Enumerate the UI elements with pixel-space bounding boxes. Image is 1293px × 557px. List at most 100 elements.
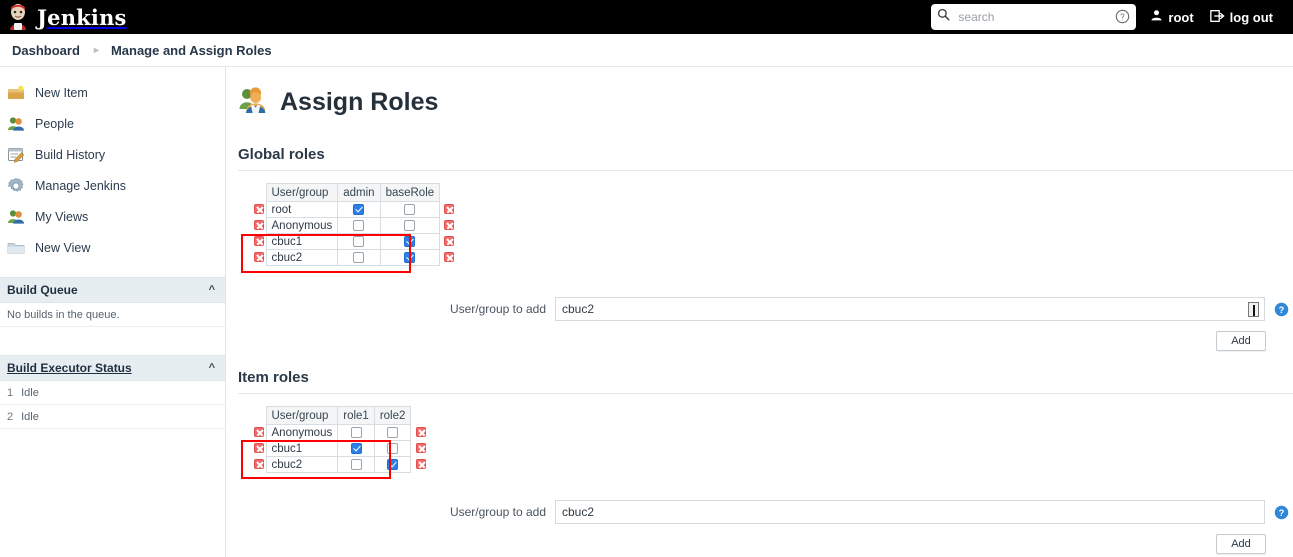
row-usergroup-name: cbuc2 xyxy=(265,249,339,266)
global-add-button-row: Add xyxy=(238,331,1293,351)
chevron-up-icon[interactable]: ^ xyxy=(209,362,215,374)
row-usergroup-name: cbuc1 xyxy=(265,233,339,250)
table-row: Anonymous xyxy=(250,217,456,234)
global-add-label: User/group to add xyxy=(449,302,546,316)
cell-role1 xyxy=(337,456,375,473)
row-delete-right-cell xyxy=(411,457,427,473)
delete-icon[interactable] xyxy=(254,427,265,438)
cell-baserole xyxy=(379,201,441,218)
sidebar-item-my-views[interactable]: My Views xyxy=(0,201,225,232)
checkbox-admin[interactable] xyxy=(353,219,365,231)
column-header-role2: role2 xyxy=(373,406,412,425)
table-row: root xyxy=(250,201,456,218)
brand-label: Jenkins xyxy=(37,4,127,30)
cell-admin xyxy=(337,217,381,234)
row-delete-right-cell xyxy=(411,441,427,457)
breadcrumb-item-manage-and-assign-roles[interactable]: Manage and Assign Roles xyxy=(111,43,272,58)
my-views-icon xyxy=(7,208,25,226)
delete-icon[interactable] xyxy=(254,459,265,470)
logout-label: log out xyxy=(1229,9,1273,25)
cell-role1 xyxy=(337,440,375,457)
table-header-row: User/group admin baseRole xyxy=(250,183,456,202)
build-history-icon xyxy=(7,146,25,164)
row-usergroup-name: root xyxy=(265,201,339,218)
chevron-up-icon[interactable]: ^ xyxy=(209,284,215,296)
executor-row[interactable]: 1 Idle xyxy=(0,381,225,405)
checkbox-role1[interactable] xyxy=(350,426,362,438)
delete-icon[interactable] xyxy=(254,220,265,231)
build-executor-status-title: Build Executor Status xyxy=(7,361,132,375)
item-roles-add-row: User/group to add cbuc2 ? xyxy=(238,500,1293,524)
build-queue-header[interactable]: Build Queue ^ xyxy=(0,277,225,303)
svg-text:?: ? xyxy=(1279,507,1285,517)
sidebar-item-manage-jenkins[interactable]: Manage Jenkins xyxy=(0,170,225,201)
checkbox-admin[interactable] xyxy=(353,251,365,263)
search-input[interactable] xyxy=(956,9,1107,25)
search-icon xyxy=(937,8,950,26)
row-delete-left-cell xyxy=(250,218,266,234)
svg-text:?: ? xyxy=(1279,304,1285,314)
checkbox-admin[interactable] xyxy=(353,235,365,247)
search-box[interactable]: ? xyxy=(931,4,1137,30)
executor-row[interactable]: 2 Idle xyxy=(0,405,225,429)
sidebar-item-new-view[interactable]: New View xyxy=(0,232,225,263)
add-button[interactable]: Add xyxy=(1216,534,1266,554)
checkbox-baserole[interactable] xyxy=(404,251,416,263)
global-add-input[interactable]: cbuc2 xyxy=(555,297,1265,321)
help-icon[interactable]: ? xyxy=(1274,505,1289,520)
build-executor-status-header[interactable]: Build Executor Status ^ xyxy=(0,355,225,381)
checkbox-baserole[interactable] xyxy=(404,235,416,247)
column-header-usergroup: User/group xyxy=(265,406,339,425)
delete-icon[interactable] xyxy=(415,459,426,470)
row-delete-right-cell xyxy=(440,202,456,218)
checkbox-role2[interactable] xyxy=(387,442,399,454)
sidebar-item-people[interactable]: People xyxy=(0,108,225,139)
row-usergroup-name: cbuc1 xyxy=(265,440,339,457)
top-navigation-bar: Jenkins ? xyxy=(0,0,1293,34)
cell-admin xyxy=(337,233,381,250)
row-delete-left-cell xyxy=(250,250,266,266)
delete-icon[interactable] xyxy=(444,220,455,231)
svg-text:?: ? xyxy=(1121,13,1126,22)
header-spacer-cell-right xyxy=(411,407,427,425)
item-add-input[interactable]: cbuc2 xyxy=(555,500,1265,524)
delete-icon[interactable] xyxy=(254,252,265,263)
delete-icon[interactable] xyxy=(444,236,455,247)
jenkins-butler-logo-icon xyxy=(6,3,30,31)
table-row: cbuc1 xyxy=(250,440,427,457)
checkbox-role1[interactable] xyxy=(350,458,362,470)
breadcrumb-item-dashboard[interactable]: Dashboard xyxy=(12,43,80,58)
search-help-circle-icon[interactable]: ? xyxy=(1115,9,1130,24)
delete-icon[interactable] xyxy=(444,252,455,263)
sidebar-item-build-history[interactable]: Build History xyxy=(0,139,225,170)
person-icon xyxy=(1150,9,1163,25)
checkbox-baserole[interactable] xyxy=(404,203,416,215)
delete-icon[interactable] xyxy=(254,236,265,247)
global-roles-add-row: User/group to add cbuc2 ? xyxy=(238,297,1293,321)
delete-icon[interactable] xyxy=(444,204,455,215)
user-menu-root[interactable]: root xyxy=(1150,9,1194,25)
column-header-baserole: baseRole xyxy=(379,183,441,202)
checkbox-role1[interactable] xyxy=(350,442,362,454)
sidebar-item-new-item[interactable]: New Item xyxy=(0,77,225,108)
sidebar-item-label: My Views xyxy=(35,209,89,224)
delete-icon[interactable] xyxy=(415,427,426,438)
delete-icon[interactable] xyxy=(254,443,265,454)
folder-icon xyxy=(7,239,25,257)
assign-roles-group-icon xyxy=(238,85,268,120)
checkbox-admin[interactable] xyxy=(353,203,365,215)
logout-link[interactable]: log out xyxy=(1209,9,1273,26)
logout-arrow-icon xyxy=(1209,9,1225,26)
sidebar-item-label: People xyxy=(35,116,74,131)
build-queue-empty-label: No builds in the queue. xyxy=(7,308,120,321)
checkbox-baserole[interactable] xyxy=(404,219,416,231)
header-spacer-cell-right xyxy=(440,184,456,202)
checkbox-role2[interactable] xyxy=(387,458,399,470)
jenkins-home-link[interactable]: Jenkins xyxy=(6,3,127,31)
delete-icon[interactable] xyxy=(254,204,265,215)
add-button[interactable]: Add xyxy=(1216,331,1266,351)
help-icon[interactable]: ? xyxy=(1274,302,1289,317)
text-cursor-icon xyxy=(1248,302,1259,317)
delete-icon[interactable] xyxy=(415,443,426,454)
checkbox-role2[interactable] xyxy=(387,426,399,438)
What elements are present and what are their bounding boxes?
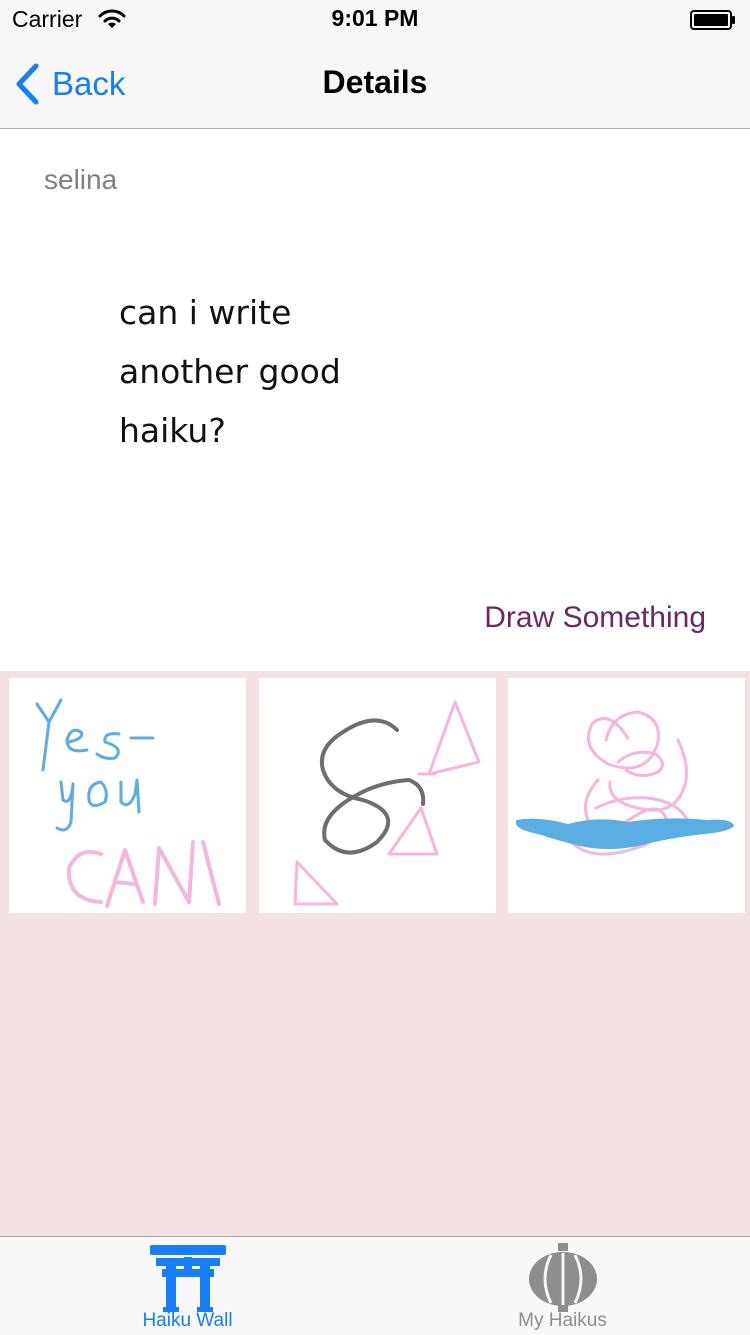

:: TASK REQUIREMENTS ::
Rewrite the stretch of the material from the line containing "row-usergroup-name: cbuc2 xyxy=(265,249,339,266)" through the line containing "checkbox-admin[interactable] xyxy=(353,219,365,231)" as a JSON list of strings, one string per line.

:: SOLUTION TO THIS EXERCISE ::
[
  "row-usergroup-name: cbuc2 xyxy=(265,249,339,266)",
  "global-add-button-row: Add xyxy=(238,331,1293,351)",
  "chevron-up-icon[interactable]: ^ xyxy=(209,362,215,374)",
  "row-usergroup-name: cbuc1 xyxy=(265,233,339,250)",
  "table-row: Anonymous xyxy=(250,217,456,234)",
  "global-add-label: User/group to add xyxy=(449,302,546,316)",
  "cell-role1 xyxy=(337,456,375,473)",
  "row-delete-right-cell xyxy=(411,457,427,473)",
  "delete-icon[interactable] xyxy=(254,427,265,438)",
  "cell-baserole xyxy=(379,201,441,218)",
  "sidebar-item-my-views[interactable]: My Views xyxy=(0,201,225,232)",
  "checkbox-admin[interactable] xyxy=(353,219,365,231)"
]